[Part of a data file]
====
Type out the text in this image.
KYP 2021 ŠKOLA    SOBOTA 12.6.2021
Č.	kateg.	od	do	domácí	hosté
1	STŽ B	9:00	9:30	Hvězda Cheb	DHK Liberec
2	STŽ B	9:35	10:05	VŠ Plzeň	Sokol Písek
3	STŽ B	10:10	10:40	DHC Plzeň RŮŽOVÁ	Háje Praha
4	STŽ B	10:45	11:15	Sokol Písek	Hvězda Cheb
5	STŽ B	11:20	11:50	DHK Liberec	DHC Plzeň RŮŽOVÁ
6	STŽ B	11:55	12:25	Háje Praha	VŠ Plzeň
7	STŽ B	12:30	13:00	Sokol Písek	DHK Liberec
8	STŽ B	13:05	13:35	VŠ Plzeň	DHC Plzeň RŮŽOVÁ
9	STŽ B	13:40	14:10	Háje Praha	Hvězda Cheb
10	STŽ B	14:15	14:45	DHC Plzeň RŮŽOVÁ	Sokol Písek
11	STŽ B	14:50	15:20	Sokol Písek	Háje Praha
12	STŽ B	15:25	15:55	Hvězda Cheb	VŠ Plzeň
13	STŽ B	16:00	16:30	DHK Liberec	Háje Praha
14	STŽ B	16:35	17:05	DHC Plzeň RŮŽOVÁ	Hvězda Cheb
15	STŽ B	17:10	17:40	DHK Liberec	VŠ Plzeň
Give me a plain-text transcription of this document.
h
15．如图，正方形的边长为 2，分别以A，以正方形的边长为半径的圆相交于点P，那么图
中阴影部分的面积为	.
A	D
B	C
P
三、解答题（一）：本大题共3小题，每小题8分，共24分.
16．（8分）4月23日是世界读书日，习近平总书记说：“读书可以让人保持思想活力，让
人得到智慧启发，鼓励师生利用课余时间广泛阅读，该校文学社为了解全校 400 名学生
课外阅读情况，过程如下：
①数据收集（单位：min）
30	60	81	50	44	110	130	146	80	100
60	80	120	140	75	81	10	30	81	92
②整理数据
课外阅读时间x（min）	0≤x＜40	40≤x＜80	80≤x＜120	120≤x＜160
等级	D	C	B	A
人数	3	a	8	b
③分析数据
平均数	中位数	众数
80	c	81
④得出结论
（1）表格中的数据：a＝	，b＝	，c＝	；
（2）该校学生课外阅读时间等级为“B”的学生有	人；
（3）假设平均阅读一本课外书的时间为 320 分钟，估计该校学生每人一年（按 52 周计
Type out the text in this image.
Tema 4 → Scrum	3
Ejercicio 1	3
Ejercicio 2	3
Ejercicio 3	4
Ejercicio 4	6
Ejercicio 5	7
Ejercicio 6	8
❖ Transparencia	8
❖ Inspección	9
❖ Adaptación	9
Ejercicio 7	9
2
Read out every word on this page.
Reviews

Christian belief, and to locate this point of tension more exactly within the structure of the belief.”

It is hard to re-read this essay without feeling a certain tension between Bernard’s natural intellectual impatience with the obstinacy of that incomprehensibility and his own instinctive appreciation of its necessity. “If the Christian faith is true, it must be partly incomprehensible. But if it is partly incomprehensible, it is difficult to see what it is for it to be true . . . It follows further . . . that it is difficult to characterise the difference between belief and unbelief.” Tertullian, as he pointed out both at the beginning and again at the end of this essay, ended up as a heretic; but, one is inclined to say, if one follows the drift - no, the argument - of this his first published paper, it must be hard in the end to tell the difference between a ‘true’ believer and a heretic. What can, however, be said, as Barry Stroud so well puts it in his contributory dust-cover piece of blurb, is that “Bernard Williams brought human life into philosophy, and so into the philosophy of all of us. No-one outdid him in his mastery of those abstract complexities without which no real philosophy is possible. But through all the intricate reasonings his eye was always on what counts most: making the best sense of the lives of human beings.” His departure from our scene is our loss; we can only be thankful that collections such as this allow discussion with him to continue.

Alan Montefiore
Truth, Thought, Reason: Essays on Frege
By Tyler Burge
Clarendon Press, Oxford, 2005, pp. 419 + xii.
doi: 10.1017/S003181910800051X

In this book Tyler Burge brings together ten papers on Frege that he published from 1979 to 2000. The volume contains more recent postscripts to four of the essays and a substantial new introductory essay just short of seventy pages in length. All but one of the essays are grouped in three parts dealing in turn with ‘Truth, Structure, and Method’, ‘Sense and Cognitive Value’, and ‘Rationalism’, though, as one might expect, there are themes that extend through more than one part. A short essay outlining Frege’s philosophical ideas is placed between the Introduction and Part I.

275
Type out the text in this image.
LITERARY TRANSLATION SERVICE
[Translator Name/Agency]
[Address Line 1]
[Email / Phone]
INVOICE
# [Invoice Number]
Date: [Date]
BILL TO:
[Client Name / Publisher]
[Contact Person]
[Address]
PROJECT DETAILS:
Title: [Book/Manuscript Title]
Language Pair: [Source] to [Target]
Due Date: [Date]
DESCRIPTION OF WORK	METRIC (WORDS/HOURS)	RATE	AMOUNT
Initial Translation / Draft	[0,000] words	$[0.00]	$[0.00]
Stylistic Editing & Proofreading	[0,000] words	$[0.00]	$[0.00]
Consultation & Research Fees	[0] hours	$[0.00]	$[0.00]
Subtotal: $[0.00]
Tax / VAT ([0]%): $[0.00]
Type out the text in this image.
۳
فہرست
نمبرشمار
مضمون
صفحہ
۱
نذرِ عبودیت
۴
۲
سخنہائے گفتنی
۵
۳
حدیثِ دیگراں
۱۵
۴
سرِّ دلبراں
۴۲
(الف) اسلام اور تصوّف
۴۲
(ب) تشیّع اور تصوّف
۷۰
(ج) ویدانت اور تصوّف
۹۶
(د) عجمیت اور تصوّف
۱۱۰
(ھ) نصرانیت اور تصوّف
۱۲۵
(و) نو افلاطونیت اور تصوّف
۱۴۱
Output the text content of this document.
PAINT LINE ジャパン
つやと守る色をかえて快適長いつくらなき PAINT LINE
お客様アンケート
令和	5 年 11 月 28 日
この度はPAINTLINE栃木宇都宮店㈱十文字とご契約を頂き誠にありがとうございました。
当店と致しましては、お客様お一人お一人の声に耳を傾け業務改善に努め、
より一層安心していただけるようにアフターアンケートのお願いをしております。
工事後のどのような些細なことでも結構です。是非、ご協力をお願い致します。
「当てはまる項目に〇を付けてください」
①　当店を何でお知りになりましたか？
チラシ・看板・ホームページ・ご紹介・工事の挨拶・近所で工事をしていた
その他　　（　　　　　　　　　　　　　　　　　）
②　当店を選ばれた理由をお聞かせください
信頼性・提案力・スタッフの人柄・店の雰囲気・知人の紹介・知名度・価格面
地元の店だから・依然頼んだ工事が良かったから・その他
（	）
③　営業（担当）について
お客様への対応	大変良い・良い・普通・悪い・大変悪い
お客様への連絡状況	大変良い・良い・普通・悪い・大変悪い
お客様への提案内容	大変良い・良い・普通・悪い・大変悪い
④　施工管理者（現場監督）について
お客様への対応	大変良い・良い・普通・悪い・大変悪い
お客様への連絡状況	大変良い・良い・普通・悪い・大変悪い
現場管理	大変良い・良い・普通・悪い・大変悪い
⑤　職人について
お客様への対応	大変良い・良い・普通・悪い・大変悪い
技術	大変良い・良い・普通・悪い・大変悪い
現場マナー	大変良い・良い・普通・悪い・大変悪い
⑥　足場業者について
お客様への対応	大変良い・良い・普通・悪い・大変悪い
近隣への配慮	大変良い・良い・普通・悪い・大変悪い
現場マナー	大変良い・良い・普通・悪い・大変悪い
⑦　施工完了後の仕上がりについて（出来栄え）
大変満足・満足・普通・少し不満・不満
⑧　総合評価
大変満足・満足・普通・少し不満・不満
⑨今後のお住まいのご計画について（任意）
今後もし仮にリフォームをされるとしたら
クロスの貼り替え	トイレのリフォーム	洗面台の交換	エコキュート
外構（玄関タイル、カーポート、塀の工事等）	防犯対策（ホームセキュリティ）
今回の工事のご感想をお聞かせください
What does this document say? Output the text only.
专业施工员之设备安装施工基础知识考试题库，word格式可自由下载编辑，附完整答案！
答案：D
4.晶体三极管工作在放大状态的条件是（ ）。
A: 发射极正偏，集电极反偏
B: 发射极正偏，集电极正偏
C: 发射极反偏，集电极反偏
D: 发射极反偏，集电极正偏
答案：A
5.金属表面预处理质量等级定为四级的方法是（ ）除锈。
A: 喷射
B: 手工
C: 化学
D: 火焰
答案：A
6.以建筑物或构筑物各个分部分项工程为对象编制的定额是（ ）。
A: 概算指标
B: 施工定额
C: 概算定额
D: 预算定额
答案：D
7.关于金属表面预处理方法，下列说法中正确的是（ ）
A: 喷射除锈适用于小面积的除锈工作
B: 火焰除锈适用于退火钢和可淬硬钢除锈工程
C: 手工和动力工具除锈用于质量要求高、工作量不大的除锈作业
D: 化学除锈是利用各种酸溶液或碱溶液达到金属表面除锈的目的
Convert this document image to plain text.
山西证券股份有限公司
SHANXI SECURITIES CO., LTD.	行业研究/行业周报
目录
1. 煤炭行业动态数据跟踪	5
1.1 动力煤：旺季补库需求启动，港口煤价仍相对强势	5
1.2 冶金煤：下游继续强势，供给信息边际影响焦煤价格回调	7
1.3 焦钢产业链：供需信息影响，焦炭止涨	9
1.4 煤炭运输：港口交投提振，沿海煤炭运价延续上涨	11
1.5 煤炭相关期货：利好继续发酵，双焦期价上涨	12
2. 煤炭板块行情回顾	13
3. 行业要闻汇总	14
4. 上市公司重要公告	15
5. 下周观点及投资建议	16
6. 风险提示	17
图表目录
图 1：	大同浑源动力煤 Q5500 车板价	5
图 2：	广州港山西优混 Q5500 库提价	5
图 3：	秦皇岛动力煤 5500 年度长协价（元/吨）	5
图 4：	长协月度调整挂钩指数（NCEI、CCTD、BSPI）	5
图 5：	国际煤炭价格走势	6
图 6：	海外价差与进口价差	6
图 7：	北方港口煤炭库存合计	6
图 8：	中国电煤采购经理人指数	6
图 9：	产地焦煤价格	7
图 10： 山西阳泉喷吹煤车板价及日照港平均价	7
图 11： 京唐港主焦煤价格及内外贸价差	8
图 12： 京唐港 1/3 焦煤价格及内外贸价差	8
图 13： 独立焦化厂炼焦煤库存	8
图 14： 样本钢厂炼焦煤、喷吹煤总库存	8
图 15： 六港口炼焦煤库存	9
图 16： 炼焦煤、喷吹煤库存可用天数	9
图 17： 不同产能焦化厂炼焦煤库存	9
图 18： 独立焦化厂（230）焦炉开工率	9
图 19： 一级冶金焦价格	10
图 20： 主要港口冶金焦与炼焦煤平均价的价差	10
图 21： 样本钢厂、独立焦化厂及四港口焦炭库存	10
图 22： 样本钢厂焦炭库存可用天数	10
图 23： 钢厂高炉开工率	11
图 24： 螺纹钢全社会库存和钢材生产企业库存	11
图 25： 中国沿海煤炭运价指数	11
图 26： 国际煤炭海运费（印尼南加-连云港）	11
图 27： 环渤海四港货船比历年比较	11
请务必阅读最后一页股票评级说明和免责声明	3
====
* [What needs to be done]:
Gather each line of the listing that holds the string "only".

* [Answer for the task]:
It is hard to re-read this essay without feeling a certain tension between Bernard’s natural intellectual impatience with the obstinacy of that incomprehensibility and his own instinctive appreciation of its necessity. “If the Christian faith is true, it must be partly incomprehensible. But if it is partly incomprehensible, it is difficult to see what it is for it to be true . . . It follows further . . . that it is difficult to characterise the difference between belief and unbelief.” Tertullian, as he pointed out both at the beginning and again at the end of this essay, ended up as a heretic; but, one is inclined to say, if one follows the drift - no, the argument - of this his first published paper, it must be hard in the end to tell the difference between a ‘true’ believer and a heretic. What can, however, be said, as Barry Stroud so well puts it in his contributory dust-cover piece of blurb, is that “Bernard Williams brought human life into philosophy, and so into the philosophy of all of us. No-one outdid him in his mastery of those abstract complexities without which no real philosophy is possible. But through all the intricate reasonings his eye was always on what counts most: making the best sense of the lives of human beings.” His departure from our scene is our loss; we can only be thankful that collections such as this allow discussion with him to continue.
What does this document say? Output the text only.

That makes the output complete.